[Saved entries]
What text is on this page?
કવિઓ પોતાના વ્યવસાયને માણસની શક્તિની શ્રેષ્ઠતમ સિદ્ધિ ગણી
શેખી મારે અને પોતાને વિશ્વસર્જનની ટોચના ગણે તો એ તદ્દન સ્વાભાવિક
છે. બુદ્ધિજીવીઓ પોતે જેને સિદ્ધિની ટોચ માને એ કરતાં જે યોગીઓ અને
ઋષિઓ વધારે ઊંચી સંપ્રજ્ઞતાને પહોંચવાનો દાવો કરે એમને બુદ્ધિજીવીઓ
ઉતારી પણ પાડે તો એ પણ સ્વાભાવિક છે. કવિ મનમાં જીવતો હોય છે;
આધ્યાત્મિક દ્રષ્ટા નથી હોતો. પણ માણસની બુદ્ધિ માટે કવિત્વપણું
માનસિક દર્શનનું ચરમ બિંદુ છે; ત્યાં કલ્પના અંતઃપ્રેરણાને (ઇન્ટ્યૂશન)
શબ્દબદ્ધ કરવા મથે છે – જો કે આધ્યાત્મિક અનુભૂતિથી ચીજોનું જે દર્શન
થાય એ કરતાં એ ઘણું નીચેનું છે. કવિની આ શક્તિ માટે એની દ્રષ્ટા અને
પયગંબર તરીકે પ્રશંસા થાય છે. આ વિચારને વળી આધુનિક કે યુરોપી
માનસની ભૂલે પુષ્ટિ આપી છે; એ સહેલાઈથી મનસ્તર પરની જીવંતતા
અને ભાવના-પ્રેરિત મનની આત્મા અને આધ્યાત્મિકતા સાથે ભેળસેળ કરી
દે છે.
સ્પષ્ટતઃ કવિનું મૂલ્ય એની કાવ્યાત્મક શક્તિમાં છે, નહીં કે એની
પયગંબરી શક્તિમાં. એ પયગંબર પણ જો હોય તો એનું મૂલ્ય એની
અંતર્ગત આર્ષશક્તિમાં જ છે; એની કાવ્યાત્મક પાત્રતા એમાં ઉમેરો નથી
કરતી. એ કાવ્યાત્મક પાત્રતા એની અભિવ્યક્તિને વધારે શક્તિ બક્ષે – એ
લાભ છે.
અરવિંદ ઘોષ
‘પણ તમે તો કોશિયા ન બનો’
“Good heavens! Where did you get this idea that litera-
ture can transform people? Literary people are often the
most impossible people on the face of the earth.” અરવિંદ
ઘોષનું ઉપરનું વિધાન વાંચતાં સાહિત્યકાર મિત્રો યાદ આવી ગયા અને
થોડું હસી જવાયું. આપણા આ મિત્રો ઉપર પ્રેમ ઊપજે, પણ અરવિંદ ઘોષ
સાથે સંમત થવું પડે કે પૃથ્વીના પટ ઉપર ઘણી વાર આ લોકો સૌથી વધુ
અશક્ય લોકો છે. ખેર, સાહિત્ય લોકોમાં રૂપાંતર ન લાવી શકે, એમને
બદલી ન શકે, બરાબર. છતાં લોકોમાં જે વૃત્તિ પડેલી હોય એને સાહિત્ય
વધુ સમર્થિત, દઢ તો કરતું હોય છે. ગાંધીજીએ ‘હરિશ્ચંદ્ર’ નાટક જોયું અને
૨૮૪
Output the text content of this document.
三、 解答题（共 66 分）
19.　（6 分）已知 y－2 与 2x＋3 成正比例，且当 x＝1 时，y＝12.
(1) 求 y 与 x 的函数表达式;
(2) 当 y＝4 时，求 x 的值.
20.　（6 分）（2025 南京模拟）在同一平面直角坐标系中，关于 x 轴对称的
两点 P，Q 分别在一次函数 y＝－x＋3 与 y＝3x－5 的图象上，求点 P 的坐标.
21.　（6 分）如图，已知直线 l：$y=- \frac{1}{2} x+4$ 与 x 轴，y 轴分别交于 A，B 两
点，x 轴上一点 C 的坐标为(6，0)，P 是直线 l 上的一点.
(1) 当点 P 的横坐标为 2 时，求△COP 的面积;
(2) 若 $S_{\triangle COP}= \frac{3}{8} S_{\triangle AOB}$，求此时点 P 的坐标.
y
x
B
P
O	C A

#### Set exercise:
From the line containing "Output the text content of this document." through the final line of the listing above, retype every line exactly; leave out everything else.

#### Response to this task:
Output the text content of this document.
三、 解答题（共 66 分）
19.　（6 分）已知 y－2 与 2x＋3 成正比例，且当 x＝1 时，y＝12.
(1) 求 y 与 x 的函数表达式;
(2) 当 y＝4 时，求 x 的值.
20.　（6 分）（2025 南京模拟）在同一平面直角坐标系中，关于 x 轴对称的
两点 P，Q 分别在一次函数 y＝－x＋3 与 y＝3x－5 的图象上，求点 P 的坐标.
21.　（6 分）如图，已知直线 l：$y=- \frac{1}{2} x+4$ 与 x 轴，y 轴分别交于 A，B 两
点，x 轴上一点 C 的坐标为(6，0)，P 是直线 l 上的一点.
(1) 当点 P 的横坐标为 2 时，求△COP 的面积;
(2) 若 $S_{\triangle COP}= \frac{3}{8} S_{\triangle AOB}$，求此时点 P 的坐标.
y
x
B
P
O	C A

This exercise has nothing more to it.